— Start Given records —

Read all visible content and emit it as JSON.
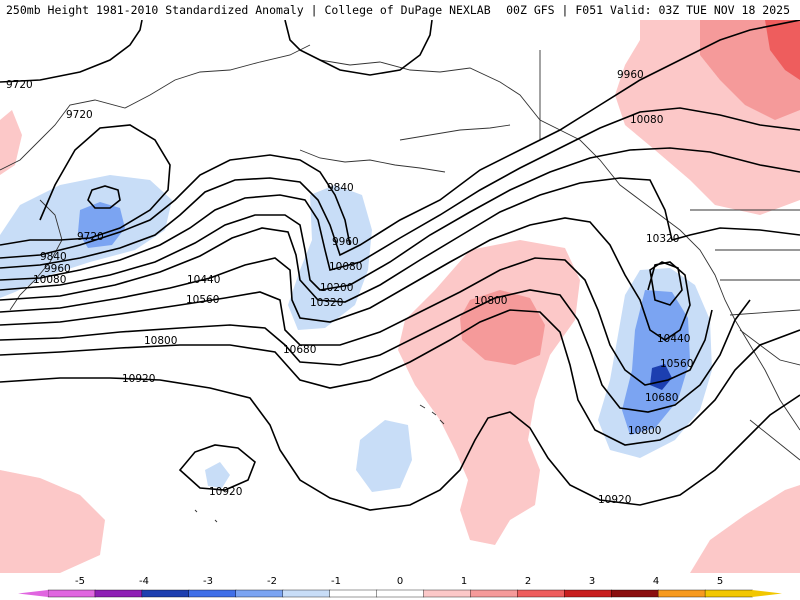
{
  "header": {
    "left_title": "250mb Height 1981-2010 Standardized Anomaly | College of DuPage NEXLAB",
    "right_title": "00Z GFS | F051 Valid: 03Z TUE NOV 18 2025"
  },
  "colorbar": {
    "ticks": [
      "-5",
      "-4",
      "-3",
      "-2",
      "-1",
      "0",
      "1",
      "2",
      "3",
      "4",
      "5"
    ],
    "colors": [
      "#e066e0",
      "#8e1fb5",
      "#1c3fb0",
      "#3f6fe8",
      "#7ba4f2",
      "#c8ddf7",
      "#ffffff",
      "#ffffff",
      "#fcc8c8",
      "#f59a9a",
      "#ee5d5d",
      "#c81e1e",
      "#8a0e0e",
      "#f79a1e",
      "#f2c700"
    ]
  },
  "contours": {
    "l9720_a": "9720",
    "l9720_b": "9720",
    "l9720_c": "9720",
    "l9840_a": "9840",
    "l9840_b": "9840",
    "l9960_a": "9960",
    "l9960_b": "9960",
    "l9960_c": "9960",
    "l10080_a": "10080",
    "l10080_b": "10080",
    "l10080_c": "10080",
    "l10200": "10200",
    "l10320_a": "10320",
    "l10320_b": "10320",
    "l10440_a": "10440",
    "l10440_b": "10440",
    "l10560_a": "10560",
    "l10560_b": "10560",
    "l10680_a": "10680",
    "l10680_b": "10680",
    "l10800_a": "10800",
    "l10800_b": "10800",
    "l10800_c": "10800",
    "l10920_a": "10920",
    "l10920_b": "10920",
    "l10920_c": "10920"
  },
  "anomaly_colors": {
    "neg1": "#c8ddf7",
    "neg2": "#7ba4f2",
    "neg3": "#3f6fe8",
    "neg4": "#1c3fb0",
    "pos1": "#fcc8c8",
    "pos2": "#f59a9a",
    "pos3": "#ee5d5d"
  }
}
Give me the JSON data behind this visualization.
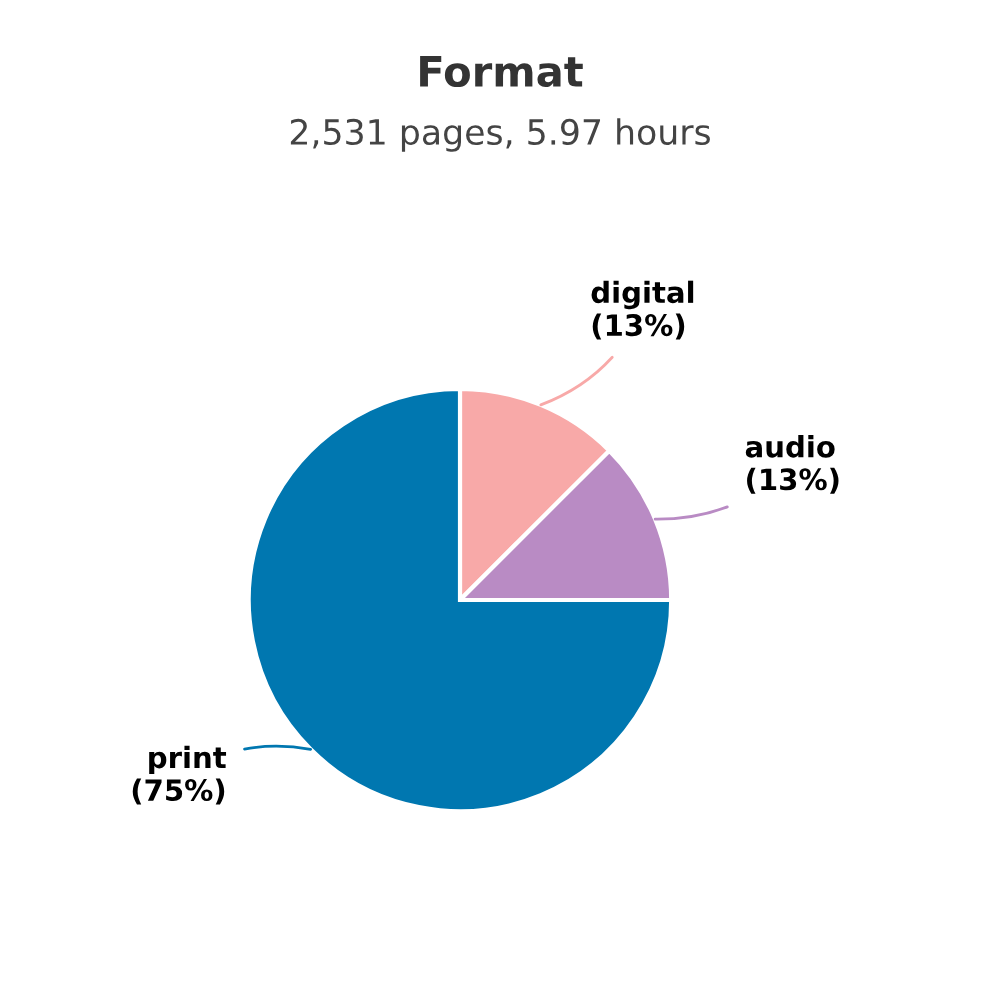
{
  "chart_data": {
    "type": "pie",
    "title": "Format",
    "subtitle": "2,531 pages, 5.97 hours",
    "categories": [
      "digital",
      "audio",
      "print"
    ],
    "values": [
      12.5,
      12.5,
      75
    ],
    "value_labels": [
      "(13%)",
      "(13%)",
      "(75%)"
    ],
    "colors": [
      "#f8a9a8",
      "#b98bc4",
      "#0077b0"
    ],
    "legend": false
  }
}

— End Given records —

Work to do: Repeat the material above in full and exactly, apart from the pictures.

Output:
Read all visible content and emit it as JSON.
{
  "header": {
    "left_title": "250mb Height 1981-2010 Standardized Anomaly | College of DuPage NEXLAB",
    "right_title": "00Z GFS | F051 Valid: 03Z TUE NOV 18 2025"
  },
  "colorbar": {
    "ticks": [
      "-5",
      "-4",
      "-3",
      "-2",
      "-1",
      "0",
      "1",
      "2",
      "3",
      "4",
      "5"
    ],
    "colors": [
      "#e066e0",
      "#8e1fb5",
      "#1c3fb0",
      "#3f6fe8",
      "#7ba4f2",
      "#c8ddf7",
      "#ffffff",
      "#ffffff",
      "#fcc8c8",
      "#f59a9a",
      "#ee5d5d",
      "#c81e1e",
      "#8a0e0e",
      "#f79a1e",
      "#f2c700"
    ]
  },
  "contours": {
    "l9720_a": "9720",
    "l9720_b": "9720",
    "l9720_c": "9720",
    "l9840_a": "9840",
    "l9840_b": "9840",
    "l9960_a": "9960",
    "l9960_b": "9960",
    "l9960_c": "9960",
    "l10080_a": "10080",
    "l10080_b": "10080",
    "l10080_c": "10080",
    "l10200": "10200",
    "l10320_a": "10320",
    "l10320_b": "10320",
    "l10440_a": "10440",
    "l10440_b": "10440",
    "l10560_a": "10560",
    "l10560_b": "10560",
    "l10680_a": "10680",
    "l10680_b": "10680",
    "l10800_a": "10800",
    "l10800_b": "10800",
    "l10800_c": "10800",
    "l10920_a": "10920",
    "l10920_b": "10920",
    "l10920_c": "10920"
  },
  "anomaly_colors": {
    "neg1": "#c8ddf7",
    "neg2": "#7ba4f2",
    "neg3": "#3f6fe8",
    "neg4": "#1c3fb0",
    "pos1": "#fcc8c8",
    "pos2": "#f59a9a",
    "pos3": "#ee5d5d"
  }
}
Give me the JSON data behind this visualization.
{
  "chart_data": {
    "type": "pie",
    "title": "Format",
    "subtitle": "2,531 pages, 5.97 hours",
    "categories": [
      "digital",
      "audio",
      "print"
    ],
    "values": [
      12.5,
      12.5,
      75
    ],
    "value_labels": [
      "(13%)",
      "(13%)",
      "(75%)"
    ],
    "colors": [
      "#f8a9a8",
      "#b98bc4",
      "#0077b0"
    ],
    "legend": false
  }
}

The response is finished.